--- Data entries ---
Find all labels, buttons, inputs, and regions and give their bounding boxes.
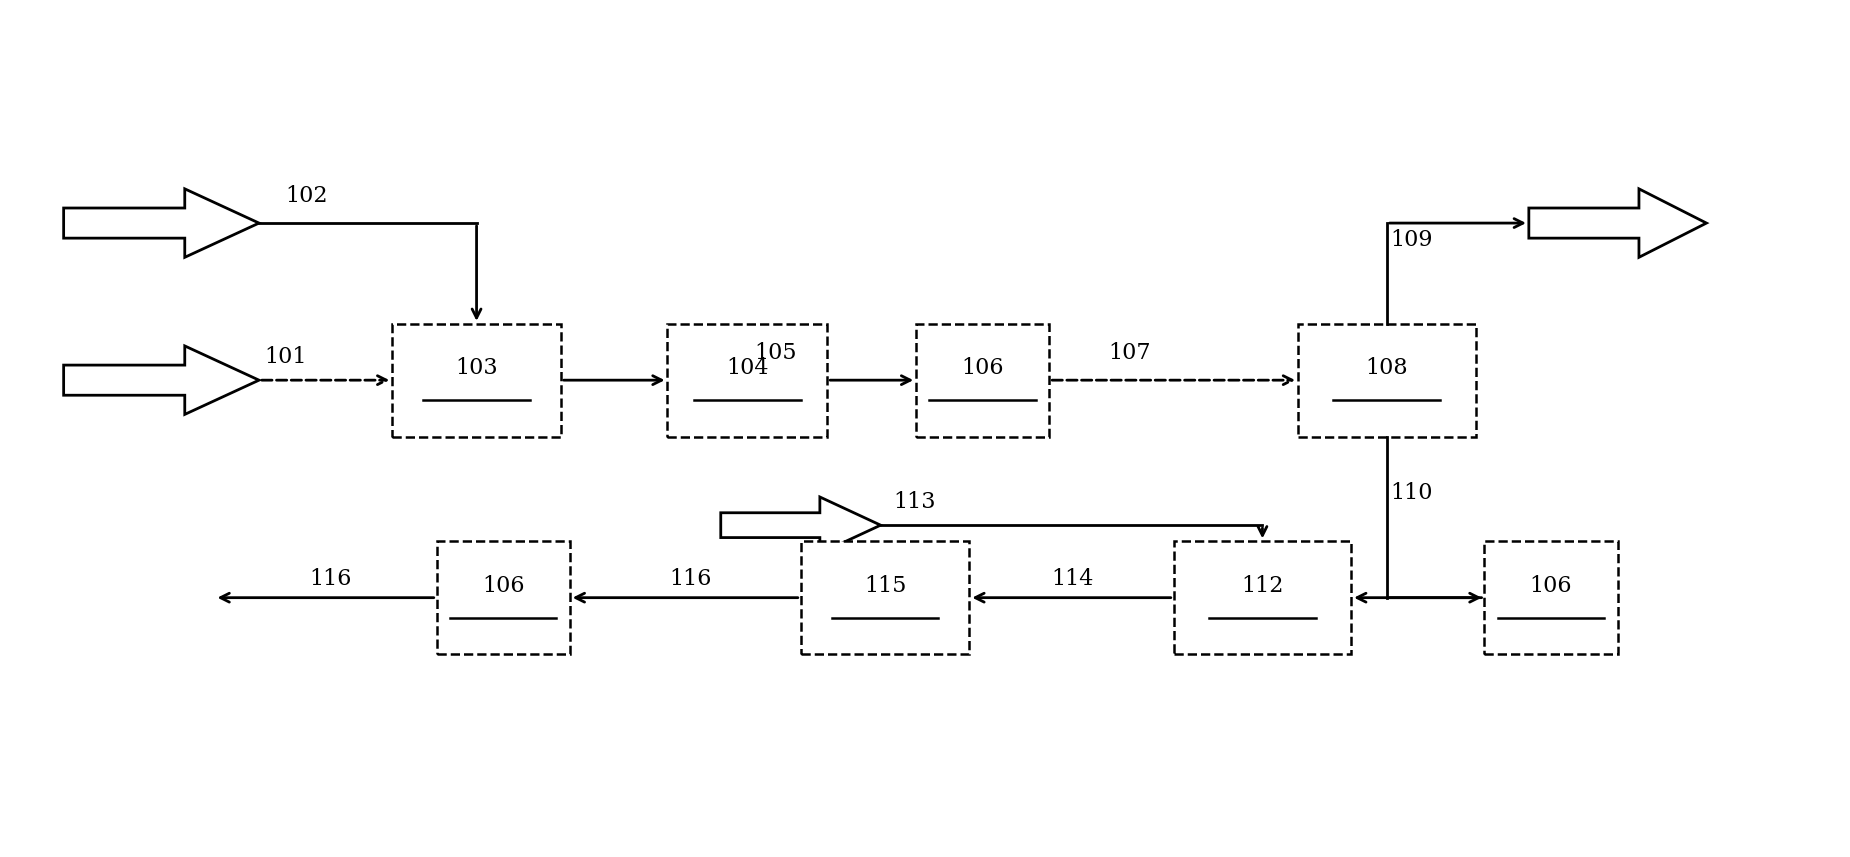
Text: 109: 109 [1391,230,1432,251]
Bar [801,542,969,654]
Text: 115: 115 [864,574,906,596]
Text: 116: 116 [309,567,352,590]
Text: 114: 114 [1051,567,1093,590]
Bar [1173,542,1350,654]
Polygon shape [722,497,881,554]
Bar [1484,542,1617,654]
Text: 113: 113 [894,491,936,513]
Text: 106: 106 [1530,574,1572,596]
Polygon shape [63,189,259,257]
Polygon shape [1528,189,1706,257]
Bar [392,324,561,436]
Polygon shape [63,346,259,415]
Bar [916,324,1049,436]
Text: 116: 116 [670,567,712,590]
Text: 103: 103 [455,357,498,379]
Text: 107: 107 [1108,342,1151,364]
Text: 105: 105 [755,342,797,364]
Text: 106: 106 [483,574,524,596]
Text: 101: 101 [265,346,307,369]
Text: 102: 102 [285,185,327,207]
Text: 104: 104 [727,357,768,379]
Text: 106: 106 [962,357,1005,379]
Bar [437,542,570,654]
Bar [668,324,827,436]
Text: 110: 110 [1391,482,1432,504]
Bar [1299,324,1476,436]
Text: 108: 108 [1365,357,1408,379]
Text: 112: 112 [1241,574,1284,596]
---
Task statement.
Update the items above so that every "Polygon shape" becomes "Polygon", leaving everything else unchanged. Leave the pictures out of your output.

Right answer.
Find all labels, buttons, inputs, and regions and give their bounding boxes.
Text: 109: 109 [1391,230,1432,251]
Bar [801,542,969,654]
Text: 115: 115 [864,574,906,596]
Text: 116: 116 [309,567,352,590]
Text: 114: 114 [1051,567,1093,590]
Bar [1173,542,1350,654]
Polygon [722,497,881,554]
Bar [1484,542,1617,654]
Text: 113: 113 [894,491,936,513]
Text: 106: 106 [1530,574,1572,596]
Polygon [63,189,259,257]
Polygon [1528,189,1706,257]
Bar [392,324,561,436]
Polygon [63,346,259,415]
Bar [916,324,1049,436]
Text: 116: 116 [670,567,712,590]
Text: 103: 103 [455,357,498,379]
Text: 107: 107 [1108,342,1151,364]
Text: 105: 105 [755,342,797,364]
Text: 106: 106 [483,574,524,596]
Text: 101: 101 [265,346,307,369]
Text: 102: 102 [285,185,327,207]
Text: 104: 104 [727,357,768,379]
Text: 106: 106 [962,357,1005,379]
Bar [437,542,570,654]
Bar [668,324,827,436]
Text: 110: 110 [1391,482,1432,504]
Bar [1299,324,1476,436]
Text: 108: 108 [1365,357,1408,379]
Text: 112: 112 [1241,574,1284,596]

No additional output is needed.